#### Requirement
Write out the records word for word, with no pictures.

#### Record set
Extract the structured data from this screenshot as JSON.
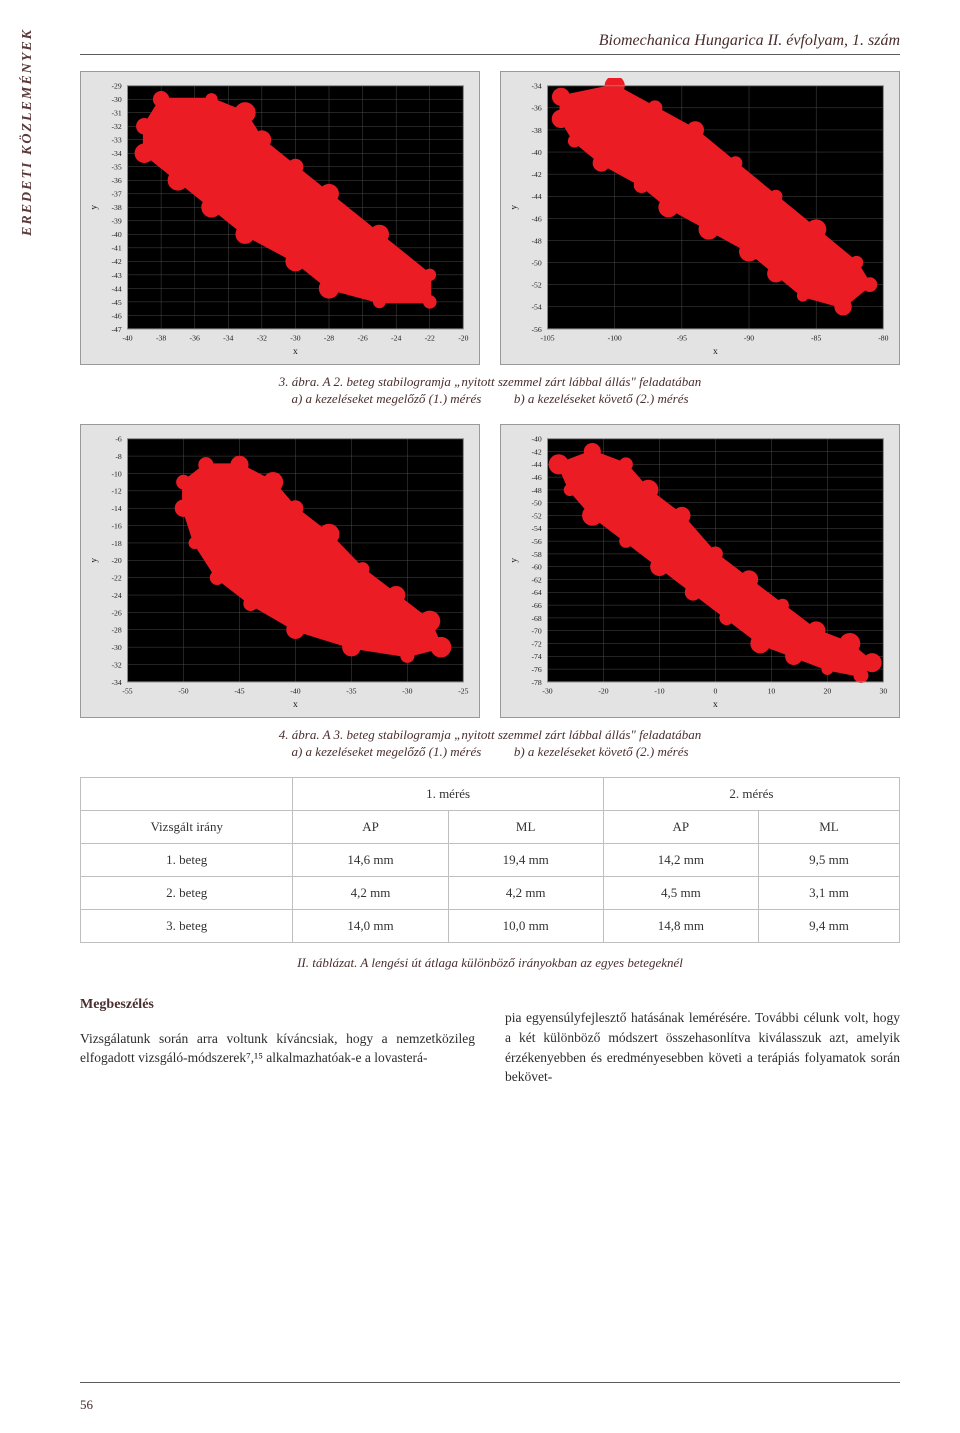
{
  "journal_header": "Biomechanica Hungarica II. évfolyam, 1. szám",
  "sidebar_label": "EREDETI KÖZLEMÉNYEK",
  "page_number": "56",
  "fig3": {
    "caption_line1": "3. ábra. A 2. beteg stabilogramja „nyitott szemmel zárt lábbal állás\" feladatában",
    "caption_line2_a": "a) a kezeléseket megelőző (1.) mérés",
    "caption_line2_b": "b) a kezeléseket követő (2.) mérés",
    "a": {
      "type": "scatter",
      "panel_bg": "#e3e3e3",
      "plot_bg": "#000000",
      "grid_color": "#4c4c4c",
      "axis_label_color": "#1a1a1a",
      "series_color": "#ec1c24",
      "x_label": "x",
      "y_label": "y",
      "xlim": [
        -40,
        -20
      ],
      "ylim": [
        -47,
        -29
      ],
      "xticks": [
        -40,
        -38,
        -36,
        -34,
        -32,
        -30,
        -28,
        -26,
        -24,
        -22,
        -20
      ],
      "yticks": [
        -47,
        -46,
        -45,
        -44,
        -43,
        -42,
        -41,
        -40,
        -39,
        -38,
        -37,
        -36,
        -35,
        -34,
        -33,
        -32,
        -31,
        -30,
        -29
      ],
      "tick_fontsize": 8,
      "cluster_polygon": [
        [
          -38,
          -30
        ],
        [
          -35,
          -30
        ],
        [
          -33,
          -31
        ],
        [
          -32,
          -33
        ],
        [
          -30,
          -35
        ],
        [
          -28,
          -37
        ],
        [
          -25,
          -40
        ],
        [
          -22,
          -43
        ],
        [
          -22,
          -45
        ],
        [
          -25,
          -45
        ],
        [
          -28,
          -44
        ],
        [
          -30,
          -42
        ],
        [
          -33,
          -40
        ],
        [
          -35,
          -38
        ],
        [
          -37,
          -36
        ],
        [
          -39,
          -34
        ],
        [
          -39,
          -32
        ]
      ]
    },
    "b": {
      "type": "scatter",
      "panel_bg": "#e3e3e3",
      "plot_bg": "#000000",
      "grid_color": "#4c4c4c",
      "axis_label_color": "#1a1a1a",
      "series_color": "#ec1c24",
      "x_label": "x",
      "y_label": "y",
      "xlim": [
        -105,
        -80
      ],
      "ylim": [
        -56,
        -34
      ],
      "xticks": [
        -105,
        -100,
        -95,
        -90,
        -85,
        -80
      ],
      "yticks": [
        -56,
        -54,
        -52,
        -50,
        -48,
        -46,
        -44,
        -42,
        -40,
        -38,
        -36,
        -34
      ],
      "tick_fontsize": 8,
      "cluster_polygon": [
        [
          -104,
          -35
        ],
        [
          -100,
          -34
        ],
        [
          -97,
          -36
        ],
        [
          -94,
          -38
        ],
        [
          -91,
          -41
        ],
        [
          -88,
          -44
        ],
        [
          -85,
          -47
        ],
        [
          -82,
          -50
        ],
        [
          -81,
          -52
        ],
        [
          -83,
          -54
        ],
        [
          -86,
          -53
        ],
        [
          -88,
          -51
        ],
        [
          -90,
          -49
        ],
        [
          -93,
          -47
        ],
        [
          -96,
          -45
        ],
        [
          -98,
          -43
        ],
        [
          -101,
          -41
        ],
        [
          -103,
          -39
        ],
        [
          -104,
          -37
        ]
      ]
    }
  },
  "fig4": {
    "caption_line1": "4. ábra. A 3. beteg stabilogramja „nyitott szemmel zárt lábbal állás\" feladatában",
    "caption_line2_a": "a) a kezeléseket megelőző (1.) mérés",
    "caption_line2_b": "b) a kezeléseket követő (2.) mérés",
    "a": {
      "type": "scatter",
      "panel_bg": "#e3e3e3",
      "plot_bg": "#000000",
      "grid_color": "#4c4c4c",
      "axis_label_color": "#1a1a1a",
      "series_color": "#ec1c24",
      "x_label": "x",
      "y_label": "y",
      "xlim": [
        -55,
        -25
      ],
      "ylim": [
        -34,
        -6
      ],
      "xticks": [
        -55,
        -50,
        -45,
        -40,
        -35,
        -30,
        -25
      ],
      "yticks": [
        -34,
        -32,
        -30,
        -28,
        -26,
        -24,
        -22,
        -20,
        -18,
        -16,
        -14,
        -12,
        -10,
        -8,
        -6
      ],
      "tick_fontsize": 8,
      "cluster_polygon": [
        [
          -48,
          -9
        ],
        [
          -45,
          -9
        ],
        [
          -42,
          -11
        ],
        [
          -40,
          -14
        ],
        [
          -37,
          -17
        ],
        [
          -34,
          -21
        ],
        [
          -31,
          -24
        ],
        [
          -28,
          -27
        ],
        [
          -27,
          -30
        ],
        [
          -30,
          -31
        ],
        [
          -35,
          -30
        ],
        [
          -40,
          -28
        ],
        [
          -44,
          -25
        ],
        [
          -47,
          -22
        ],
        [
          -49,
          -18
        ],
        [
          -50,
          -14
        ],
        [
          -50,
          -11
        ]
      ]
    },
    "b": {
      "type": "scatter",
      "panel_bg": "#e3e3e3",
      "plot_bg": "#000000",
      "grid_color": "#4c4c4c",
      "axis_label_color": "#1a1a1a",
      "series_color": "#ec1c24",
      "x_label": "x",
      "y_label": "y",
      "xlim": [
        -30,
        30
      ],
      "ylim": [
        -78,
        -40
      ],
      "xticks": [
        -30,
        -20,
        -10,
        0,
        10,
        20,
        30
      ],
      "yticks": [
        -78,
        -76,
        -74,
        -72,
        -70,
        -68,
        -66,
        -64,
        -62,
        -60,
        -58,
        -56,
        -54,
        -52,
        -50,
        -48,
        -46,
        -44,
        -42,
        -40
      ],
      "tick_fontsize": 8,
      "cluster_polygon": [
        [
          -28,
          -44
        ],
        [
          -22,
          -42
        ],
        [
          -16,
          -44
        ],
        [
          -12,
          -48
        ],
        [
          -6,
          -52
        ],
        [
          0,
          -58
        ],
        [
          6,
          -62
        ],
        [
          12,
          -66
        ],
        [
          18,
          -70
        ],
        [
          24,
          -72
        ],
        [
          28,
          -75
        ],
        [
          26,
          -77
        ],
        [
          20,
          -76
        ],
        [
          14,
          -74
        ],
        [
          8,
          -72
        ],
        [
          2,
          -68
        ],
        [
          -4,
          -64
        ],
        [
          -10,
          -60
        ],
        [
          -16,
          -56
        ],
        [
          -22,
          -52
        ],
        [
          -26,
          -48
        ]
      ]
    }
  },
  "table2": {
    "header_meres_1": "1. mérés",
    "header_meres_2": "2. mérés",
    "rowheader_irany": "Vizsgált irány",
    "col_ap": "AP",
    "col_ml": "ML",
    "rows": [
      {
        "label": "1. beteg",
        "ap1": "14,6 mm",
        "ml1": "19,4 mm",
        "ap2": "14,2 mm",
        "ml2": "9,5 mm"
      },
      {
        "label": "2. beteg",
        "ap1": "4,2 mm",
        "ml1": "4,2 mm",
        "ap2": "4,5 mm",
        "ml2": "3,1 mm"
      },
      {
        "label": "3. beteg",
        "ap1": "14,0 mm",
        "ml1": "10,0 mm",
        "ap2": "14,8 mm",
        "ml2": "9,4 mm"
      }
    ],
    "caption": "II. táblázat. A lengési út átlaga különböző irányokban az egyes betegeknél"
  },
  "body": {
    "heading": "Megbeszélés",
    "col1": "Vizsgálatunk során arra voltunk kíváncsiak, hogy a nemzetközileg elfogadott vizsgáló-módszerek⁷,¹⁵ alkalmazhatóak-e a lovasterá-",
    "col2": "pia egyensúlyfejlesztő hatásának lemérésére. További célunk volt, hogy a két különböző módszert összehasonlítva kiválasszuk azt, amelyik érzékenyebben és eredményesebben követi a terápiás folyamatok során bekövet-"
  }
}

#### Task response
Extract the structured data from this screenshot as JSON.
{
  "journal_header": "Biomechanica Hungarica II. évfolyam, 1. szám",
  "sidebar_label": "EREDETI KÖZLEMÉNYEK",
  "page_number": "56",
  "fig3": {
    "caption_line1": "3. ábra. A 2. beteg stabilogramja „nyitott szemmel zárt lábbal állás\" feladatában",
    "caption_line2_a": "a) a kezeléseket megelőző (1.) mérés",
    "caption_line2_b": "b) a kezeléseket követő (2.) mérés",
    "a": {
      "type": "scatter",
      "panel_bg": "#e3e3e3",
      "plot_bg": "#000000",
      "grid_color": "#4c4c4c",
      "axis_label_color": "#1a1a1a",
      "series_color": "#ec1c24",
      "x_label": "x",
      "y_label": "y",
      "xlim": [
        -40,
        -20
      ],
      "ylim": [
        -47,
        -29
      ],
      "xticks": [
        -40,
        -38,
        -36,
        -34,
        -32,
        -30,
        -28,
        -26,
        -24,
        -22,
        -20
      ],
      "yticks": [
        -47,
        -46,
        -45,
        -44,
        -43,
        -42,
        -41,
        -40,
        -39,
        -38,
        -37,
        -36,
        -35,
        -34,
        -33,
        -32,
        -31,
        -30,
        -29
      ],
      "tick_fontsize": 8,
      "cluster_polygon": [
        [
          -38,
          -30
        ],
        [
          -35,
          -30
        ],
        [
          -33,
          -31
        ],
        [
          -32,
          -33
        ],
        [
          -30,
          -35
        ],
        [
          -28,
          -37
        ],
        [
          -25,
          -40
        ],
        [
          -22,
          -43
        ],
        [
          -22,
          -45
        ],
        [
          -25,
          -45
        ],
        [
          -28,
          -44
        ],
        [
          -30,
          -42
        ],
        [
          -33,
          -40
        ],
        [
          -35,
          -38
        ],
        [
          -37,
          -36
        ],
        [
          -39,
          -34
        ],
        [
          -39,
          -32
        ]
      ]
    },
    "b": {
      "type": "scatter",
      "panel_bg": "#e3e3e3",
      "plot_bg": "#000000",
      "grid_color": "#4c4c4c",
      "axis_label_color": "#1a1a1a",
      "series_color": "#ec1c24",
      "x_label": "x",
      "y_label": "y",
      "xlim": [
        -105,
        -80
      ],
      "ylim": [
        -56,
        -34
      ],
      "xticks": [
        -105,
        -100,
        -95,
        -90,
        -85,
        -80
      ],
      "yticks": [
        -56,
        -54,
        -52,
        -50,
        -48,
        -46,
        -44,
        -42,
        -40,
        -38,
        -36,
        -34
      ],
      "tick_fontsize": 8,
      "cluster_polygon": [
        [
          -104,
          -35
        ],
        [
          -100,
          -34
        ],
        [
          -97,
          -36
        ],
        [
          -94,
          -38
        ],
        [
          -91,
          -41
        ],
        [
          -88,
          -44
        ],
        [
          -85,
          -47
        ],
        [
          -82,
          -50
        ],
        [
          -81,
          -52
        ],
        [
          -83,
          -54
        ],
        [
          -86,
          -53
        ],
        [
          -88,
          -51
        ],
        [
          -90,
          -49
        ],
        [
          -93,
          -47
        ],
        [
          -96,
          -45
        ],
        [
          -98,
          -43
        ],
        [
          -101,
          -41
        ],
        [
          -103,
          -39
        ],
        [
          -104,
          -37
        ]
      ]
    }
  },
  "fig4": {
    "caption_line1": "4. ábra. A 3. beteg stabilogramja „nyitott szemmel zárt lábbal állás\" feladatában",
    "caption_line2_a": "a) a kezeléseket megelőző (1.) mérés",
    "caption_line2_b": "b) a kezeléseket követő (2.) mérés",
    "a": {
      "type": "scatter",
      "panel_bg": "#e3e3e3",
      "plot_bg": "#000000",
      "grid_color": "#4c4c4c",
      "axis_label_color": "#1a1a1a",
      "series_color": "#ec1c24",
      "x_label": "x",
      "y_label": "y",
      "xlim": [
        -55,
        -25
      ],
      "ylim": [
        -34,
        -6
      ],
      "xticks": [
        -55,
        -50,
        -45,
        -40,
        -35,
        -30,
        -25
      ],
      "yticks": [
        -34,
        -32,
        -30,
        -28,
        -26,
        -24,
        -22,
        -20,
        -18,
        -16,
        -14,
        -12,
        -10,
        -8,
        -6
      ],
      "tick_fontsize": 8,
      "cluster_polygon": [
        [
          -48,
          -9
        ],
        [
          -45,
          -9
        ],
        [
          -42,
          -11
        ],
        [
          -40,
          -14
        ],
        [
          -37,
          -17
        ],
        [
          -34,
          -21
        ],
        [
          -31,
          -24
        ],
        [
          -28,
          -27
        ],
        [
          -27,
          -30
        ],
        [
          -30,
          -31
        ],
        [
          -35,
          -30
        ],
        [
          -40,
          -28
        ],
        [
          -44,
          -25
        ],
        [
          -47,
          -22
        ],
        [
          -49,
          -18
        ],
        [
          -50,
          -14
        ],
        [
          -50,
          -11
        ]
      ]
    },
    "b": {
      "type": "scatter",
      "panel_bg": "#e3e3e3",
      "plot_bg": "#000000",
      "grid_color": "#4c4c4c",
      "axis_label_color": "#1a1a1a",
      "series_color": "#ec1c24",
      "x_label": "x",
      "y_label": "y",
      "xlim": [
        -30,
        30
      ],
      "ylim": [
        -78,
        -40
      ],
      "xticks": [
        -30,
        -20,
        -10,
        0,
        10,
        20,
        30
      ],
      "yticks": [
        -78,
        -76,
        -74,
        -72,
        -70,
        -68,
        -66,
        -64,
        -62,
        -60,
        -58,
        -56,
        -54,
        -52,
        -50,
        -48,
        -46,
        -44,
        -42,
        -40
      ],
      "tick_fontsize": 8,
      "cluster_polygon": [
        [
          -28,
          -44
        ],
        [
          -22,
          -42
        ],
        [
          -16,
          -44
        ],
        [
          -12,
          -48
        ],
        [
          -6,
          -52
        ],
        [
          0,
          -58
        ],
        [
          6,
          -62
        ],
        [
          12,
          -66
        ],
        [
          18,
          -70
        ],
        [
          24,
          -72
        ],
        [
          28,
          -75
        ],
        [
          26,
          -77
        ],
        [
          20,
          -76
        ],
        [
          14,
          -74
        ],
        [
          8,
          -72
        ],
        [
          2,
          -68
        ],
        [
          -4,
          -64
        ],
        [
          -10,
          -60
        ],
        [
          -16,
          -56
        ],
        [
          -22,
          -52
        ],
        [
          -26,
          -48
        ]
      ]
    }
  },
  "table2": {
    "header_meres_1": "1. mérés",
    "header_meres_2": "2. mérés",
    "rowheader_irany": "Vizsgált irány",
    "col_ap": "AP",
    "col_ml": "ML",
    "rows": [
      {
        "label": "1. beteg",
        "ap1": "14,6 mm",
        "ml1": "19,4 mm",
        "ap2": "14,2 mm",
        "ml2": "9,5 mm"
      },
      {
        "label": "2. beteg",
        "ap1": "4,2 mm",
        "ml1": "4,2 mm",
        "ap2": "4,5 mm",
        "ml2": "3,1 mm"
      },
      {
        "label": "3. beteg",
        "ap1": "14,0 mm",
        "ml1": "10,0 mm",
        "ap2": "14,8 mm",
        "ml2": "9,4 mm"
      }
    ],
    "caption": "II. táblázat. A lengési út átlaga különböző irányokban az egyes betegeknél"
  },
  "body": {
    "heading": "Megbeszélés",
    "col1": "Vizsgálatunk során arra voltunk kíváncsiak, hogy a nemzetközileg elfogadott vizsgáló-módszerek⁷,¹⁵ alkalmazhatóak-e a lovasterá-",
    "col2": "pia egyensúlyfejlesztő hatásának lemérésére. További célunk volt, hogy a két különböző módszert összehasonlítva kiválasszuk azt, amelyik érzékenyebben és eredményesebben követi a terápiás folyamatok során bekövet-"
  }
}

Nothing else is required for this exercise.